New York Public Service Commission Issues Order Modifying the Coordinated Grid Planning Process

On November 13, 2025, the New York State Public Service Commission (PSC) issued an order modifying the coordinated grid planning process (CGPP), which was previously established under the Accelerated Renewable Energy Growth and Community Benefit Act (AREGCBA). 

Barclay Damon previously reported on the CGPP when it was first launched on August 17, 2023. The CGPP provides for multiple cycles of a three-year, six-stage planning process to identify long-term distribution, local transmission, and bulk system upgrades necessary to accommodate new renewable energy generation development and interconnection to meet the climate goals set forth in the Climate Leadership and Community Protection Act (CLCPA). The first cycle is anticipated to conclude in early 2026 (CGPP Cycle 1).

Recorded data>
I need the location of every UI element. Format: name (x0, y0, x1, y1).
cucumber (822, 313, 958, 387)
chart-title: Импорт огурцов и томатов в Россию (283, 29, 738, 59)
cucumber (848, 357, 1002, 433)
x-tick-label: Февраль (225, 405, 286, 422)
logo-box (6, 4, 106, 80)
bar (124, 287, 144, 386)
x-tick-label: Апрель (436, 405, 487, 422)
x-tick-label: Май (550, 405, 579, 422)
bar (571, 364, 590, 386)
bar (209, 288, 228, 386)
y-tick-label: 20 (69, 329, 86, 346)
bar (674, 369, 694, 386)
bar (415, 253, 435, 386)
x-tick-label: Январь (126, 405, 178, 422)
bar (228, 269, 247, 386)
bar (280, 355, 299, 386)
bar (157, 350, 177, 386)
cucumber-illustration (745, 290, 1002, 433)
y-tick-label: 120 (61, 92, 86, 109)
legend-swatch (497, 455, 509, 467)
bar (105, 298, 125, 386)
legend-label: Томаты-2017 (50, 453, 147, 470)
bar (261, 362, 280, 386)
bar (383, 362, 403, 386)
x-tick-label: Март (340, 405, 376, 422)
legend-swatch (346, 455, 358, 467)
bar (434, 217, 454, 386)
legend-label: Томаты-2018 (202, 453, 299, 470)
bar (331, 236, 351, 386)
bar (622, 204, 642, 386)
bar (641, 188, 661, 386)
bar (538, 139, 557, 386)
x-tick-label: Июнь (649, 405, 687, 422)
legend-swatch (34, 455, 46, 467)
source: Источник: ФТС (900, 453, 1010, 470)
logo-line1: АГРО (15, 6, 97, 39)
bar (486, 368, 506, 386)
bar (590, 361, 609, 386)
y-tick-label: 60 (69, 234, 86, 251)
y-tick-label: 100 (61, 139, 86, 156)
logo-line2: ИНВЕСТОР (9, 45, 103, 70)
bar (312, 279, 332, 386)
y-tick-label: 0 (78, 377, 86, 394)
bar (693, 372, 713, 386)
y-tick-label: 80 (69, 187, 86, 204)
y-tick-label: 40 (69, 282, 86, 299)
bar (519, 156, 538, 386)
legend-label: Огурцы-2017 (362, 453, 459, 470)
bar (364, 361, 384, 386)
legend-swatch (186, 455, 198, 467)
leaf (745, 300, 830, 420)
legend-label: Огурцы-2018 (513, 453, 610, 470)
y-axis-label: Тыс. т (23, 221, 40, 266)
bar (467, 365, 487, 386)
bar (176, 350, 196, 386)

...

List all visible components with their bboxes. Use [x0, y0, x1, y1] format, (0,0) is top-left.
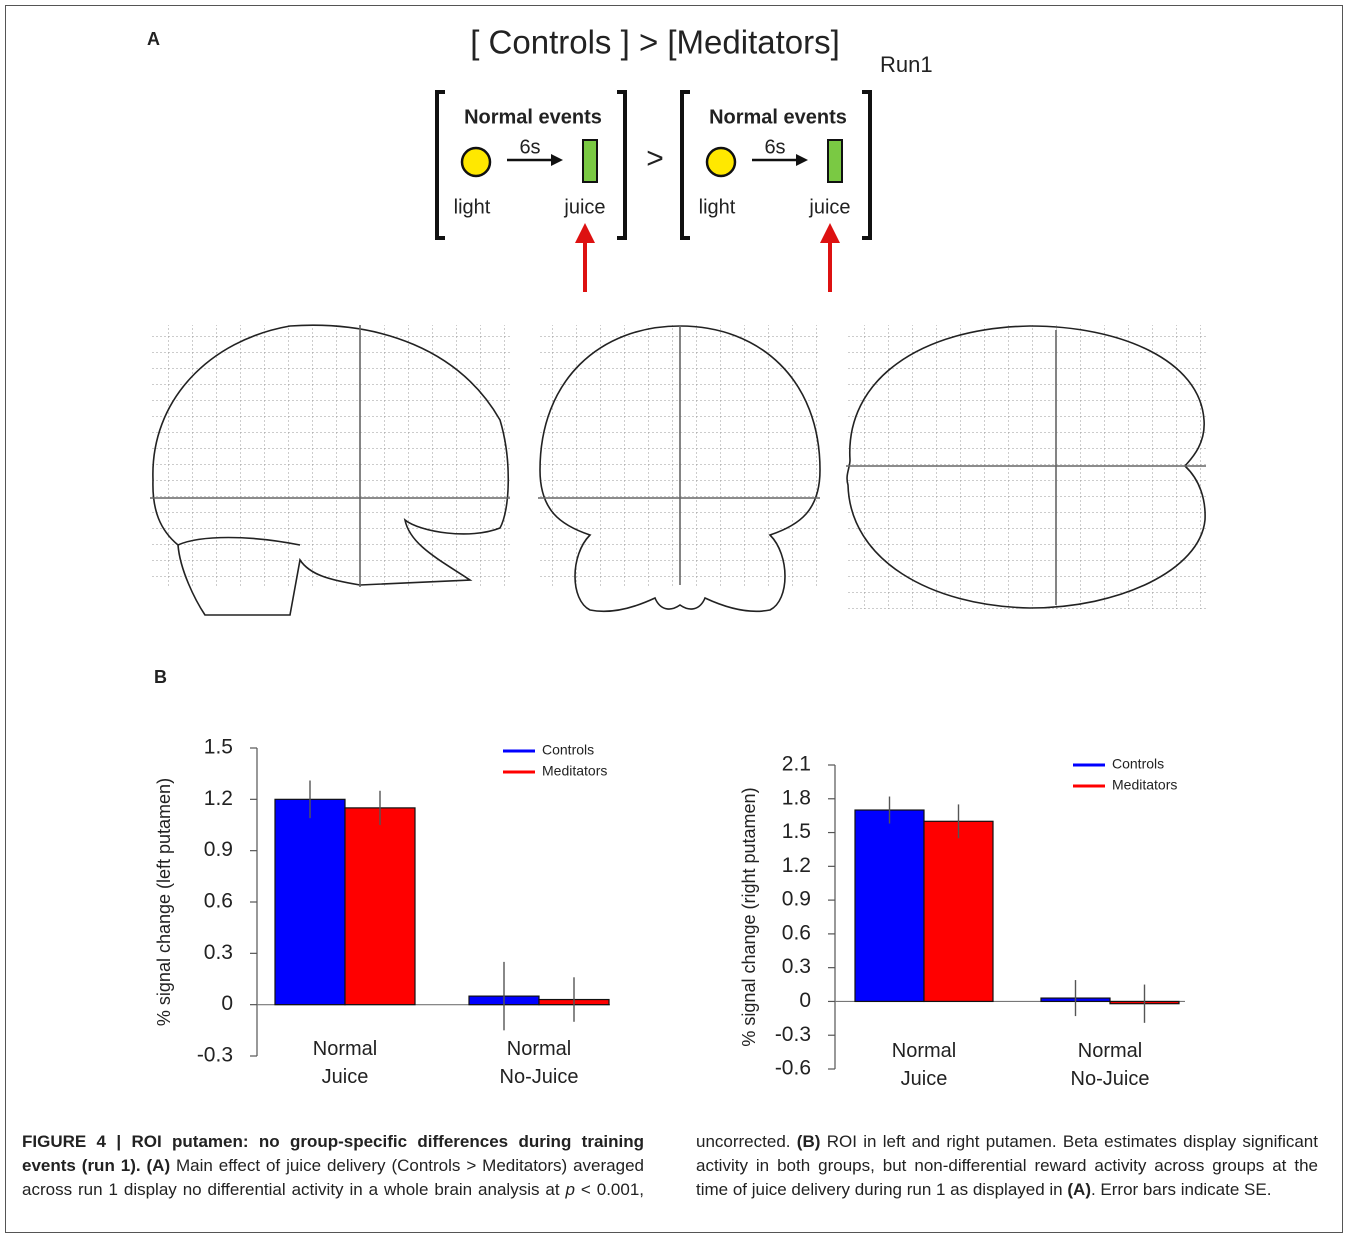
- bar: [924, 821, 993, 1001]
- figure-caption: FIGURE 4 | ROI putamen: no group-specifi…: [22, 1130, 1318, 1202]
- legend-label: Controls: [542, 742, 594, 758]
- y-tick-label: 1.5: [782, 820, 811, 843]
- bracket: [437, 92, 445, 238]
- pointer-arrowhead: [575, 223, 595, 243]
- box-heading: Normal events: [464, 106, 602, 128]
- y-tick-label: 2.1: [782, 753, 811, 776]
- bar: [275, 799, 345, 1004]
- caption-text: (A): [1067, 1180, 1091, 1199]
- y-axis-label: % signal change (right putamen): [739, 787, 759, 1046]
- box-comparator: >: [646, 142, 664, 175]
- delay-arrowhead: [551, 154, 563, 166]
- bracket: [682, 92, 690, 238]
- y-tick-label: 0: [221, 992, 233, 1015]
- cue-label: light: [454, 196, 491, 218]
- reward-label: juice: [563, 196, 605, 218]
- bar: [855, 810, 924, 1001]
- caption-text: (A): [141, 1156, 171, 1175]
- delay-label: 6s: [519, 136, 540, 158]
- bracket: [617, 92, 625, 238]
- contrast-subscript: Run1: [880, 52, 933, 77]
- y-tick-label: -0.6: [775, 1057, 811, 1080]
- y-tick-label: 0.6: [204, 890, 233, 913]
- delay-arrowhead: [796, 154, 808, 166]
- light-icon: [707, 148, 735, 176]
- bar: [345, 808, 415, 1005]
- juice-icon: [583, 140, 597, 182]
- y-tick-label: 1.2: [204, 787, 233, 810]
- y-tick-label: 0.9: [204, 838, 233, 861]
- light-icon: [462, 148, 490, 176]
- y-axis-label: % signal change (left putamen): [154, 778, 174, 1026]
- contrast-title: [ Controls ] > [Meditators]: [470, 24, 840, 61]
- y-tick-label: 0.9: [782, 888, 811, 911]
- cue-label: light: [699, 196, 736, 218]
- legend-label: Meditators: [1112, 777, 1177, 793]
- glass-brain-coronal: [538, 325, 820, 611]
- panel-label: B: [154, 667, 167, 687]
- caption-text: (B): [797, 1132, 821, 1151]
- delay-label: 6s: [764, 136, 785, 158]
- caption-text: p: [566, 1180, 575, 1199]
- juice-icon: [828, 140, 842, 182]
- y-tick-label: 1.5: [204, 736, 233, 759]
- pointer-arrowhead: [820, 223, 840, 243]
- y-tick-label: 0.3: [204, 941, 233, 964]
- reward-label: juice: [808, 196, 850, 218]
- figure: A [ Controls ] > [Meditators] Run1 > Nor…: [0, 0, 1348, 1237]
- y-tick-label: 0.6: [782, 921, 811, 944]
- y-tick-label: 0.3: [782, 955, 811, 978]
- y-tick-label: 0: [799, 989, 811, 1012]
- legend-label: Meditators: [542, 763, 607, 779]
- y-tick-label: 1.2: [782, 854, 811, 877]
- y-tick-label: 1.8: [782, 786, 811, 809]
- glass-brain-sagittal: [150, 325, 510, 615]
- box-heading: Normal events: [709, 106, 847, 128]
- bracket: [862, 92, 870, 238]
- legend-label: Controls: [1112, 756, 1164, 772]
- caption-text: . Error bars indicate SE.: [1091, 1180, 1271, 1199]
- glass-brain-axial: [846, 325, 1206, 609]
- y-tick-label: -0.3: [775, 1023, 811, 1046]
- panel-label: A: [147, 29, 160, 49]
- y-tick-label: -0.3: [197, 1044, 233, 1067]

What is asked>
1. Reproduce the part of the grid planning article between "New York Public" and "(CGPP Cycle 1).", inclusive.
2. Carry the article on New York's coordinated grid planning process forward from its last sentence.
The records stand apart from the grid planning article and are separate material.

Task answers>
1.
New York Public Service Commission Issues Order Modifying the Coordinated Grid Planning Process

On November 13, 2025, the New York State Public Service Commission (PSC) issued an order modifying the coordinated grid planning process (CGPP), which was previously established under the Accelerated Renewable Energy Growth and Community Benefit Act (AREGCBA). 

Barclay Damon previously reported on the CGPP when it was first launched on August 17, 2023. The CGPP provides for multiple cycles of a three-year, six-stage planning process to identify long-term distribution, local transmission, and bulk system upgrades necessary to accommodate new renewable energy generation development and interconnection to meet the climate goals set forth in the Climate Leadership and Community Protection Act (CLCPA). The first cycle is anticipated to conclude in early 2026 (CGPP Cycle 1).

2.
As part of CGPP Cycle 1, New York’s regulated utilities, together with the Long Island Power Authority (LIPA) (collectively known as the Joint Utilities), and Department of Public Service Staff (DPS Staff) each filed recommendations in June and July 2024 to improve and shorten future CGPP cycles. Other stakeholders also filed comments, including members of the Energy Policy Planning Advisory Council (EPPAC). The PSC incorporated several of the recommendations made but refrained from reducing future CGPP cycles from the current three-year timeframe to a two-year timeframe. The PSC agreed with the Joint Utilities that while efficiency gains are possible, compressing the CGPP process to two years could compromise its credibility, with sensitivity to ratepayer impacts and the fact the CGPP would “potentially anchor billions in ratepayer investment over the next decades.”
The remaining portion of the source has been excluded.